__EXTRAIT DU TEXTE__

* * * * * * * * *

Greffière : Mme Gehring.
Participants à la procédure
E.________,
représentée par Me Romanos Skandamis, avocat,
recourante,
contre
Ministère public de la République et canton de Genève, route de Chancy 6B, 1213 Petit-Lancy,
intimé.
Objet
Ordonnance de non-entrée en matière, blanchiment d'argent, infraction préalable,
recours contre l'arrêt de la Cour de justice de la République et canton de Genève, Chambre pénale de recours, du 21 janvier 2014 (ACPR/52/2014).
Faits :
A.
Le 11 octobre 2011, l'hoirie de feu X.________ (ci-après : l'hoirie) a déposé plainte pénale contre A.________, B.________ et C.________, respectivement homme de confiance, avocat et femme de ménage du défunt. L'hoirie a expliqué que celui-ci était décédé ab intestat le 24 mars 2010, laissant une quinzaine de cousins germains pour uniques héritiers. Exerçant la maîtrise sur ses biens au travers de sociétés gérées par des hommes de paille, il détenait notamment des avoirs bancaires auprès de D.________ SA par l'intermédiaire de la société E.________, dont l'ayant droit économique déclaré était A.________. Feu X.________ disposait de la signature individuelle sur le compte, tandis que A.________, B.________ et C.________ bénéficiaient de la signature à deux. De septembre 2008 à mars 2010, la valeur en compte de ces avoirs était passée de USD 8'361'060 à USD 6'962'535, alors qu'en avril 2010 le solde créditeur ne s'élevait plus qu'à USD 147'119. Les virements opérés l'avaient tous été sur ordre des personnes mises en cause.

* * * * * * * * *

__TRAVAIL À FAIRE__
1 – Recopiez fidèlement le passage de l'extrait qui va de "Participants à la" à "janvier 2014 (ACPR/52/2014).".
2 – Relevez tous les montants exprimés en dollars américains dans l'extrait.

* * * * * * * * *

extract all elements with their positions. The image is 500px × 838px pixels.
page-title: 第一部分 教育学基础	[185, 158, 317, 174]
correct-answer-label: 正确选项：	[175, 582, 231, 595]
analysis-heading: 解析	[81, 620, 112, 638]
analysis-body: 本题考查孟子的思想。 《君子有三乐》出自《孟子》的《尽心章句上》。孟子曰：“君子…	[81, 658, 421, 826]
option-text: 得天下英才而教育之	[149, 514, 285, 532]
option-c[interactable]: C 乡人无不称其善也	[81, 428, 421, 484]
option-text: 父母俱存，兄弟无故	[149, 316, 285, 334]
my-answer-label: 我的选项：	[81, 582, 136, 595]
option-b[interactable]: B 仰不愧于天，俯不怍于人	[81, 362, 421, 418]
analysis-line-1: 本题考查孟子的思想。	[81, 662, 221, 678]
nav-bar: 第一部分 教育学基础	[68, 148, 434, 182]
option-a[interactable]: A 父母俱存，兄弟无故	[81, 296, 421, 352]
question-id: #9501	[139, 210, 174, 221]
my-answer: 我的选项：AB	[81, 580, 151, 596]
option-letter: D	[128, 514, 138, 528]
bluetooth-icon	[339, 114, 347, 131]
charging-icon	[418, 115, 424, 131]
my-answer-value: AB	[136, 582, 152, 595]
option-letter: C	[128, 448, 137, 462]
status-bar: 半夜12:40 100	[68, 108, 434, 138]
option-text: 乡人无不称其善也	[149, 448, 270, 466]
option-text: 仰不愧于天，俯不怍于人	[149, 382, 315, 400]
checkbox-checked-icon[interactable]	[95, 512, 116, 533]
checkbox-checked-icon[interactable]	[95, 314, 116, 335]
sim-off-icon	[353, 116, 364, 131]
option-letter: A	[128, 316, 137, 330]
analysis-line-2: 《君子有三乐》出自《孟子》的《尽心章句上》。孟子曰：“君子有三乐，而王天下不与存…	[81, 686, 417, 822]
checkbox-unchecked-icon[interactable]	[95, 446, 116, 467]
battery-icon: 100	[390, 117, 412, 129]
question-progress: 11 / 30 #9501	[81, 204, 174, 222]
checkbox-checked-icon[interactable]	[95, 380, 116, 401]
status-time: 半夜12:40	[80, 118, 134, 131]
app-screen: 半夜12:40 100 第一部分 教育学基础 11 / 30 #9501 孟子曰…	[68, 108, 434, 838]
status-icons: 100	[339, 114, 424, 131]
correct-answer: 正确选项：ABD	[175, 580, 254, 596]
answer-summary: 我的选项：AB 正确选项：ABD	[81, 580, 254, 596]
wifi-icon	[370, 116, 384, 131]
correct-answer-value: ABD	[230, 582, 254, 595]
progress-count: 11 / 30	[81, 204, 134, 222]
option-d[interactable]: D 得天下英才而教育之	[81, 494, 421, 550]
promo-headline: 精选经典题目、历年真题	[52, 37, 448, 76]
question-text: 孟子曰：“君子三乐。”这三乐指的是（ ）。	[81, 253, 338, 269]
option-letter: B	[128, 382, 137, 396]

* * * * * * * * *

__RÉPONSES ATTENDUES__
1 –
Participants à la procédure
E.________,
représentée par Me Romanos Skandamis, avocat,
recourante,
contre
Ministère public de la République et canton de Genève, route de Chancy 6B, 1213 Petit-Lancy,
intimé.
Objet
Ordonnance de non-entrée en matière, blanchiment d'argent, infraction préalable,
recours contre l'arrêt de la Cour de justice de la République et canton de Genève, Chambre pénale de recours, du 21 janvier 2014 (ACPR/52/2014).

2 –
- USD 8'361'060
- USD 6'962'535
- USD 147'119